Goal =>
Turn the lines below into a Markdown table with two columns, Row and Line, giving each line its own numbered row and skipping any blank lines. Leave the pictures out of the answer.

Extracted entries =>
**********
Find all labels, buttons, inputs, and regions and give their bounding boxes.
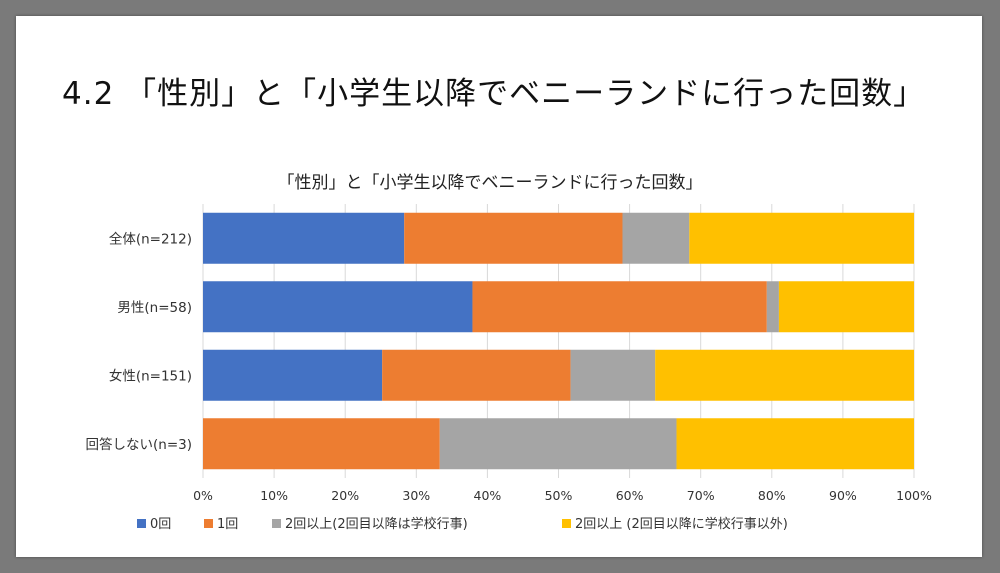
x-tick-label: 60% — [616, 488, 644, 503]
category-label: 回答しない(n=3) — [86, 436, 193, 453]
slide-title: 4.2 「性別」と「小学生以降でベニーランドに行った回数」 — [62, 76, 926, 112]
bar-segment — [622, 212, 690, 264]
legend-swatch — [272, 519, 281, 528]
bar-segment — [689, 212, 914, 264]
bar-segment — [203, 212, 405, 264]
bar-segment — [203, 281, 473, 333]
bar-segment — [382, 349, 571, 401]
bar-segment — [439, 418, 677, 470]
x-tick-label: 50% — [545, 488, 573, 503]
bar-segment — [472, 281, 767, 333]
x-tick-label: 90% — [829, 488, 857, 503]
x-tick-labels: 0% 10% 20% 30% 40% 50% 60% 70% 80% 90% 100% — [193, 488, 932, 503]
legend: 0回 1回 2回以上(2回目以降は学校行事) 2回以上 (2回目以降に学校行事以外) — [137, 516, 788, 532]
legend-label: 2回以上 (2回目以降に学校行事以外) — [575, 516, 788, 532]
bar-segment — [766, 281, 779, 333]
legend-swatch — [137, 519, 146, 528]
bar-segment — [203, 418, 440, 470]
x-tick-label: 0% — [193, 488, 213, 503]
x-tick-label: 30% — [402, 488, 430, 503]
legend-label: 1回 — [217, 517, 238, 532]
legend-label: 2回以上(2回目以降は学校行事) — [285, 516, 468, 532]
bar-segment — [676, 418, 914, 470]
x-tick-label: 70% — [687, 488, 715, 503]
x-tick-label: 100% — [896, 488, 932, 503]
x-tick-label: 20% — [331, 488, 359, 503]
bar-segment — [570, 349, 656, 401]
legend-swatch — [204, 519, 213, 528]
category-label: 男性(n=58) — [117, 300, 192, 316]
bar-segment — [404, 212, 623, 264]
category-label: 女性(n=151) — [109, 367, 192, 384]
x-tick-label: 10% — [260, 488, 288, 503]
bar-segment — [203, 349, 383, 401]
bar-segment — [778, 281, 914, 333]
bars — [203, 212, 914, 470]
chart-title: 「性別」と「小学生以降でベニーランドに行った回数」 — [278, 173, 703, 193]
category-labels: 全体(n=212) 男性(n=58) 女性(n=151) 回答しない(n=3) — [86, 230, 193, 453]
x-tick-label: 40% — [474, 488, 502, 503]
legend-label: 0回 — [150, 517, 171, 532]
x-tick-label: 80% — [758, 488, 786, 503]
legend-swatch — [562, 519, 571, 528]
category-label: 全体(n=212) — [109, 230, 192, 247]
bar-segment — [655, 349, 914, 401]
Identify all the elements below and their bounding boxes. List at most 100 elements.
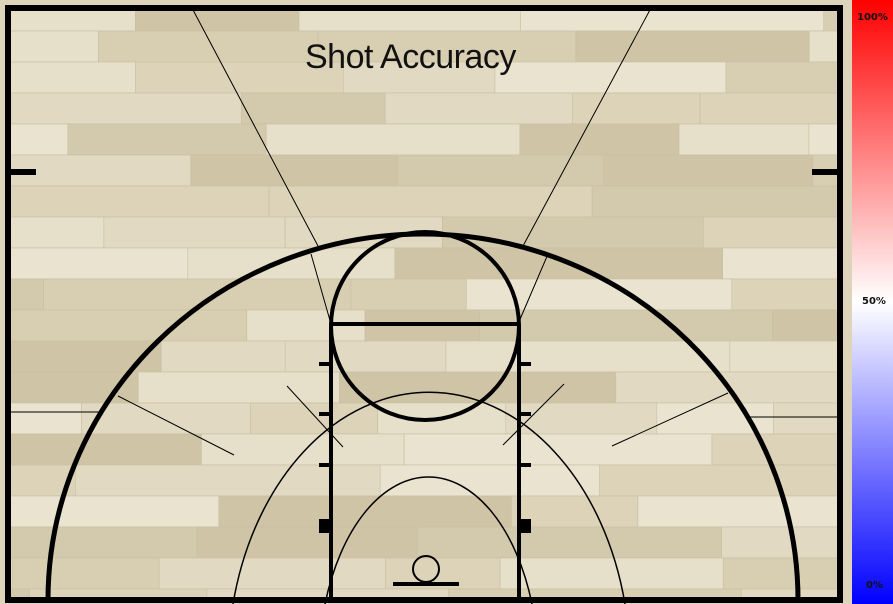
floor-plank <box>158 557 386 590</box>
**********
Response =>
| Row | Line |
|---|---|
| 1 | Find all labels, buttons, inputs, and regions and give their bounding boxes. |
| 2 | x-tick-label: 60% — [616, 488, 644, 503] |
| 3 | category-label: 回答しない(n=3) — [86, 436, 193, 453] |
| 4 | slide-title: 4.2 「性別」と「小学生以降でベニーランドに行った回数」 — [62, 76, 926, 112] |
| 5 | bar-segment — [622, 212, 690, 264] |
| 6 | legend-swatch — [272, 519, 281, 528] |
| 7 | bar-segment — [689, 212, 914, 264] |
| 8 | bar-segment — [203, 212, 405, 264] |
| 9 | bar-segment — [203, 281, 473, 333] |
| 10 | bar-segment — [382, 349, 571, 401] |
| 11 | bar-segment — [439, 418, 677, 470] |
| 12 | x-tick-label: 50% — [545, 488, 573, 503] |
| 13 | bar-segment — [472, 281, 767, 333] |
| 14 | x-tick-label: 90% — [829, 488, 857, 503] |
| 15 | x-tick-labels: 0% 10% 20% 30% 40% 50% 60% 70% 80% 90% 100% — [193, 488, 932, 503] |
| 16 | legend: 0回 1回 2回以上(2回目以降は学校行事) 2回以上 (2回目以降に学校行事以外) — [137, 516, 788, 532] |
| 17 | legend-label: 2回以上 (2回目以降に学校行事以外) — [575, 516, 788, 532] |
| 18 | bar-segment — [766, 281, 779, 333] |
| 19 | legend-swatch — [137, 519, 146, 528] |
| 20 | bar-segment — [203, 418, 440, 470] |
| 21 | x-tick-label: 0% — [193, 488, 213, 503] |
| 22 | x-tick-label: 30% — [402, 488, 430, 503] |
| 23 | legend-label: 1回 — [217, 517, 238, 532] |
| 24 | legend-label: 2回以上(2回目以降は学校行事) — [285, 516, 468, 532] |
| 25 | bar-segment — [676, 418, 914, 470] |
| 26 | x-tick-label: 70% — [687, 488, 715, 503] |
| 27 | x-tick-label: 100% — [896, 488, 932, 503] |
| 28 | x-tick-label: 20% — [331, 488, 359, 503] |
| 29 | bar-segment — [570, 349, 656, 401] |
| 30 | legend-swatch — [204, 519, 213, 528] |
| 31 | category-label: 男性(n=58) — [117, 300, 192, 316] |
| 32 | bar-segment — [404, 212, 623, 264] |
| 33 | category-label: 女性(n=151) — [109, 367, 192, 384] |
| 34 | x-tick-label: 10% — [260, 488, 288, 503] |
| 35 | bar-segment — [203, 349, 383, 401] |
| 36 | bar-segment — [778, 281, 914, 333] |
| 37 | bars — [203, 212, 914, 470] |
| 38 | chart-title: 「性別」と「小学生以降でベニーランドに行った回数」 — [278, 173, 703, 193] |
| 39 | category-labels: 全体(n=212) 男性(n=58) 女性(n=151) 回答しない(n=3) — [86, 230, 193, 453] |
| 40 | x-tick-label: 40% — [474, 488, 502, 503] |
| 41 | legend-label: 0回 — [150, 517, 171, 532] |
| 42 | x-tick-label: 80% — [758, 488, 786, 503] |
| 43 | legend-swatch — [562, 519, 571, 528] |
| 44 | category-label: 全体(n=212) — [109, 230, 192, 247] |
| 45 | bar-segment — [655, 349, 914, 401] |
| 46 | Identify all the elements below and their bounding boxes. List at most 100 elements. |
| 47 | floor-plank <box>158 557 386 590</box> |